▶ _Set problem_
Which lines hold the word "Glauber"? Copy each of them.

# # # # # # #

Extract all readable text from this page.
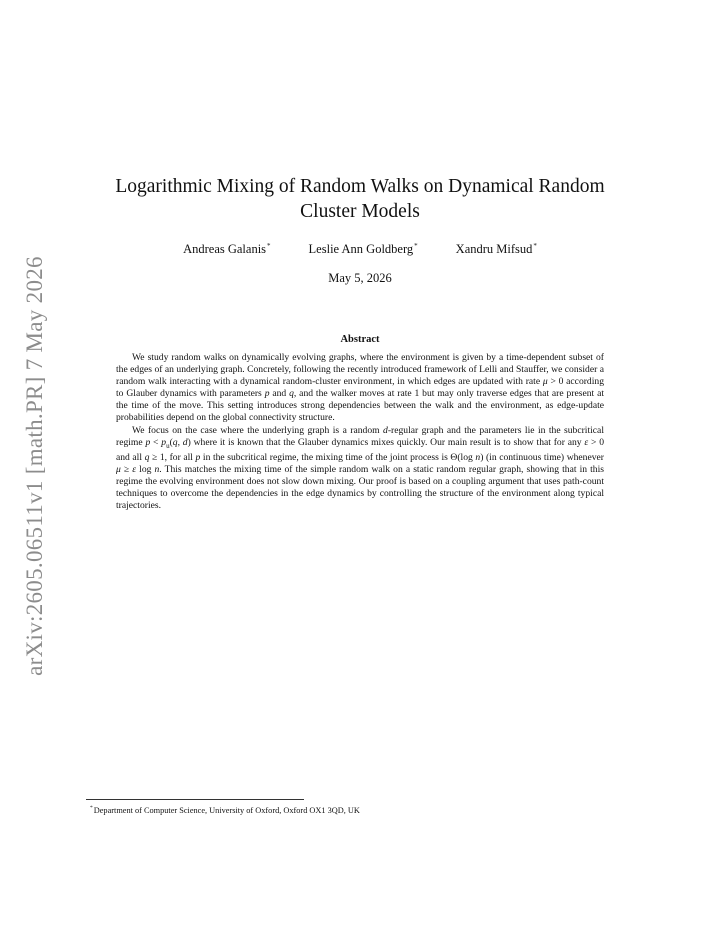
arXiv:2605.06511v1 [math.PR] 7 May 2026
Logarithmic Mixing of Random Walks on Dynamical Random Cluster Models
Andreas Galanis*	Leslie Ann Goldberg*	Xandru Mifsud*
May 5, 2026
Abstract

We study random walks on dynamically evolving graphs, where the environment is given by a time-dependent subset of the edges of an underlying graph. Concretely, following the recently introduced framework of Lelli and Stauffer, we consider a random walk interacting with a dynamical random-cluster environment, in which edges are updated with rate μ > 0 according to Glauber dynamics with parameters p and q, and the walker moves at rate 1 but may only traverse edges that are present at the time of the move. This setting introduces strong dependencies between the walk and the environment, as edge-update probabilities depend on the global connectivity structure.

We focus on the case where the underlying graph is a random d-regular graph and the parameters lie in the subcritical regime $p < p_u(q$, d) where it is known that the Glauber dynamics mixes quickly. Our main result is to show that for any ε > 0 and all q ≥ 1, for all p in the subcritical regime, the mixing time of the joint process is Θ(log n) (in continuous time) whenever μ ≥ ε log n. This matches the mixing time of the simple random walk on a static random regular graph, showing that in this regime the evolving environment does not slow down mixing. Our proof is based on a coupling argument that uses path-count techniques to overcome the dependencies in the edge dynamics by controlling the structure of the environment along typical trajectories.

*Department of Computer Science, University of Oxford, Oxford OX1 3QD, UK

# # # # # # #

▶ _Reply to the exercise_
We study random walks on dynamically evolving graphs, where the environment is given by a time-dependent subset of the edges of an underlying graph. Concretely, following the recently introduced framework of Lelli and Stauffer, we consider a random walk interacting with a dynamical random-cluster environment, in which edges are updated with rate μ > 0 according to Glauber dynamics with parameters p and q, and the walker moves at rate 1 but may only traverse edges that are present at the time of the move. This setting introduces strong dependencies between the walk and the environment, as edge-update probabilities depend on the global connectivity structure.
We focus on the case where the underlying graph is a random d-regular graph and the parameters lie in the subcritical regime $p < p_u(q$, d) where it is known that the Glauber dynamics mixes quickly. Our main result is to show that for any ε > 0 and all q ≥ 1, for all p in the subcritical regime, the mixing time of the joint process is Θ(log n) (in continuous time) whenever μ ≥ ε log n. This matches the mixing time of the simple random walk on a static random regular graph, showing that in this regime the evolving environment does not slow down mixing. Our proof is based on a coupling argument that uses path-count techniques to overcome the dependencies in the edge dynamics by controlling the structure of the environment along typical trajectories.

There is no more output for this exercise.